DIRECTION - Transcribe each record exactly. Include every one.

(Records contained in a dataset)

-=-=-=-=-

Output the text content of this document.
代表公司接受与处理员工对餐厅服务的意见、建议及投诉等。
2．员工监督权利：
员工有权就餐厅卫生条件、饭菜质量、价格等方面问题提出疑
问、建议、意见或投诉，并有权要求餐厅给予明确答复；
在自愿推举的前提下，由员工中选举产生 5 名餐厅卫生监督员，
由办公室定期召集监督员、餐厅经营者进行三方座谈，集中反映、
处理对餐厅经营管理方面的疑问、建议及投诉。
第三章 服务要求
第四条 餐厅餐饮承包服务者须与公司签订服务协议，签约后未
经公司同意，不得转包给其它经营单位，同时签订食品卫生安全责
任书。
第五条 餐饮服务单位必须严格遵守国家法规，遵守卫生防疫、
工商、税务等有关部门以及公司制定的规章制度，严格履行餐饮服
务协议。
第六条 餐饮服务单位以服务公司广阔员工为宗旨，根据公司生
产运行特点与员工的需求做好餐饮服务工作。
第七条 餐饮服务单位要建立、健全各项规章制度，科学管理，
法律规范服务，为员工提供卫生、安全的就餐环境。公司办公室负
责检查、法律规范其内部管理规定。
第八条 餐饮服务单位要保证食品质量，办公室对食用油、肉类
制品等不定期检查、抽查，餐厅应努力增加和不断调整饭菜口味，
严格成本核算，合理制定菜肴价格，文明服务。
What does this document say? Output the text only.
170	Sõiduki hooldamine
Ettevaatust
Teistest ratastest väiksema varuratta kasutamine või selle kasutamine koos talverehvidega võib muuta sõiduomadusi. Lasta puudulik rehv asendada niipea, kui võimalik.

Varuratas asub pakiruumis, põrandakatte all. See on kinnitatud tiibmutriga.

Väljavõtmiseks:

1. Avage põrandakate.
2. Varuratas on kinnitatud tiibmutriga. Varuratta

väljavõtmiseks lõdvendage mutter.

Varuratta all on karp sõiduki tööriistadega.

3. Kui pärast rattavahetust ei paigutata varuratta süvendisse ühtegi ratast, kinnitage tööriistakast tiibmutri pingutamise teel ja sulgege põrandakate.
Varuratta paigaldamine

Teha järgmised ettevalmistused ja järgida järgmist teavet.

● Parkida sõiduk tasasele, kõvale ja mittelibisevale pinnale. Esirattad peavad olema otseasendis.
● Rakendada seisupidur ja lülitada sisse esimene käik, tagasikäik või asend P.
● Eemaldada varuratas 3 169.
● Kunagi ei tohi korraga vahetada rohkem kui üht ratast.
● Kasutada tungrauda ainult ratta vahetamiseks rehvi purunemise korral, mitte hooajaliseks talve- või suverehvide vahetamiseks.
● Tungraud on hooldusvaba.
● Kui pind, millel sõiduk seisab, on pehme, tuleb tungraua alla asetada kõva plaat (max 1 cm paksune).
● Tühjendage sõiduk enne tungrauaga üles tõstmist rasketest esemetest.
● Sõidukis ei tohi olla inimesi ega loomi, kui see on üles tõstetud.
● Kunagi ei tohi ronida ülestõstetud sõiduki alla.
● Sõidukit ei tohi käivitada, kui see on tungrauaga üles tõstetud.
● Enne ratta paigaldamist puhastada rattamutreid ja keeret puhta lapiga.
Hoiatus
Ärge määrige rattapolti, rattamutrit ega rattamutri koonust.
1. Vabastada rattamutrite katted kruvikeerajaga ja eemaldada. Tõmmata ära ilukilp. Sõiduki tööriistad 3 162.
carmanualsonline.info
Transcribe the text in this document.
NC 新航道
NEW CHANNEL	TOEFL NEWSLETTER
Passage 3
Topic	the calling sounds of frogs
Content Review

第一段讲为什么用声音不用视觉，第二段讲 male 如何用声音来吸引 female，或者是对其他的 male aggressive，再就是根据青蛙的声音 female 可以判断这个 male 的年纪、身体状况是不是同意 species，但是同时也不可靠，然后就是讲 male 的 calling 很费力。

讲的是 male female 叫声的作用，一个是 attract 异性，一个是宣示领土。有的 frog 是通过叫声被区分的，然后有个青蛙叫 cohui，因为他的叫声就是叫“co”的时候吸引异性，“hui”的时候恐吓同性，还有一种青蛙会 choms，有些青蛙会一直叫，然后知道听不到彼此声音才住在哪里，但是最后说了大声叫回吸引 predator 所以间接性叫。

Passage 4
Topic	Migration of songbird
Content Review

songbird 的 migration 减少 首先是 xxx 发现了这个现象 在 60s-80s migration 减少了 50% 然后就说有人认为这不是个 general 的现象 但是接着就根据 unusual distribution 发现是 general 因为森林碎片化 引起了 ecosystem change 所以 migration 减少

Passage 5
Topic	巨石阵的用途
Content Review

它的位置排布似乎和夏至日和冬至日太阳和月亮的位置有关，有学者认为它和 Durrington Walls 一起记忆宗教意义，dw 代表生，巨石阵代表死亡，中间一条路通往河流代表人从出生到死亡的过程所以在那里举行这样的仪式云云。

-=-=-=-=-

WORKED ANSWER -
Output the text content of this document.
代表公司接受与处理员工对餐厅服务的意见、建议及投诉等。
2．员工监督权利：
员工有权就餐厅卫生条件、饭菜质量、价格等方面问题提出疑
问、建议、意见或投诉，并有权要求餐厅给予明确答复；
在自愿推举的前提下，由员工中选举产生 5 名餐厅卫生监督员，
由办公室定期召集监督员、餐厅经营者进行三方座谈，集中反映、
处理对餐厅经营管理方面的疑问、建议及投诉。
第三章 服务要求
第四条 餐厅餐饮承包服务者须与公司签订服务协议，签约后未
经公司同意，不得转包给其它经营单位，同时签订食品卫生安全责
任书。
第五条 餐饮服务单位必须严格遵守国家法规，遵守卫生防疫、
工商、税务等有关部门以及公司制定的规章制度，严格履行餐饮服
务协议。
第六条 餐饮服务单位以服务公司广阔员工为宗旨，根据公司生
产运行特点与员工的需求做好餐饮服务工作。
第七条 餐饮服务单位要建立、健全各项规章制度，科学管理，
法律规范服务，为员工提供卫生、安全的就餐环境。公司办公室负
责检查、法律规范其内部管理规定。
第八条 餐饮服务单位要保证食品质量，办公室对食用油、肉类
制品等不定期检查、抽查，餐厅应努力增加和不断调整饭菜口味，
严格成本核算，合理制定菜肴价格，文明服务。
What does this document say? Output the text only.
170	Sõiduki hooldamine
Ettevaatust
Teistest ratastest väiksema varuratta kasutamine või selle kasutamine koos talverehvidega võib muuta sõiduomadusi. Lasta puudulik rehv asendada niipea, kui võimalik.

Varuratas asub pakiruumis, põrandakatte all. See on kinnitatud tiibmutriga.

Väljavõtmiseks:

1. Avage põrandakate.
2. Varuratas on kinnitatud tiibmutriga. Varuratta

väljavõtmiseks lõdvendage mutter.

Varuratta all on karp sõiduki tööriistadega.

3. Kui pärast rattavahetust ei paigutata varuratta süvendisse ühtegi ratast, kinnitage tööriistakast tiibmutri pingutamise teel ja sulgege põrandakate.
Varuratta paigaldamine

Teha järgmised ettevalmistused ja järgida järgmist teavet.

● Parkida sõiduk tasasele, kõvale ja mittelibisevale pinnale. Esirattad peavad olema otseasendis.
● Rakendada seisupidur ja lülitada sisse esimene käik, tagasikäik või asend P.
● Eemaldada varuratas 3 169.
● Kunagi ei tohi korraga vahetada rohkem kui üht ratast.
● Kasutada tungrauda ainult ratta vahetamiseks rehvi purunemise korral, mitte hooajaliseks talve- või suverehvide vahetamiseks.
● Tungraud on hooldusvaba.
● Kui pind, millel sõiduk seisab, on pehme, tuleb tungraua alla asetada kõva plaat (max 1 cm paksune).
● Tühjendage sõiduk enne tungrauaga üles tõstmist rasketest esemetest.
● Sõidukis ei tohi olla inimesi ega loomi, kui see on üles tõstetud.
● Kunagi ei tohi ronida ülestõstetud sõiduki alla.
● Sõidukit ei tohi käivitada, kui see on tungrauaga üles tõstetud.
● Enne ratta paigaldamist puhastada rattamutreid ja keeret puhta lapiga.
Hoiatus
Ärge määrige rattapolti, rattamutrit ega rattamutri koonust.
1. Vabastada rattamutrite katted kruvikeerajaga ja eemaldada. Tõmmata ära ilukilp. Sõiduki tööriistad 3 162.
carmanualsonline.info
Transcribe the text in this document.
NC 新航道
NEW CHANNEL	TOEFL NEWSLETTER
Passage 3
Topic	the calling sounds of frogs
Content Review

第一段讲为什么用声音不用视觉，第二段讲 male 如何用声音来吸引 female，或者是对其他的 male aggressive，再就是根据青蛙的声音 female 可以判断这个 male 的年纪、身体状况是不是同意 species，但是同时也不可靠，然后就是讲 male 的 calling 很费力。

讲的是 male female 叫声的作用，一个是 attract 异性，一个是宣示领土。有的 frog 是通过叫声被区分的，然后有个青蛙叫 cohui，因为他的叫声就是叫“co”的时候吸引异性，“hui”的时候恐吓同性，还有一种青蛙会 choms，有些青蛙会一直叫，然后知道听不到彼此声音才住在哪里，但是最后说了大声叫回吸引 predator 所以间接性叫。

Passage 4
Topic	Migration of songbird
Content Review

songbird 的 migration 减少 首先是 xxx 发现了这个现象 在 60s-80s migration 减少了 50% 然后就说有人认为这不是个 general 的现象 但是接着就根据 unusual distribution 发现是 general 因为森林碎片化 引起了 ecosystem change 所以 migration 减少

Passage 5
Topic	巨石阵的用途
Content Review

它的位置排布似乎和夏至日和冬至日太阳和月亮的位置有关，有学者认为它和 Durrington Walls 一起记忆宗教意义，dw 代表生，巨石阵代表死亡，中间一条路通往河流代表人从出生到死亡的过程所以在那里举行这样的仪式云云。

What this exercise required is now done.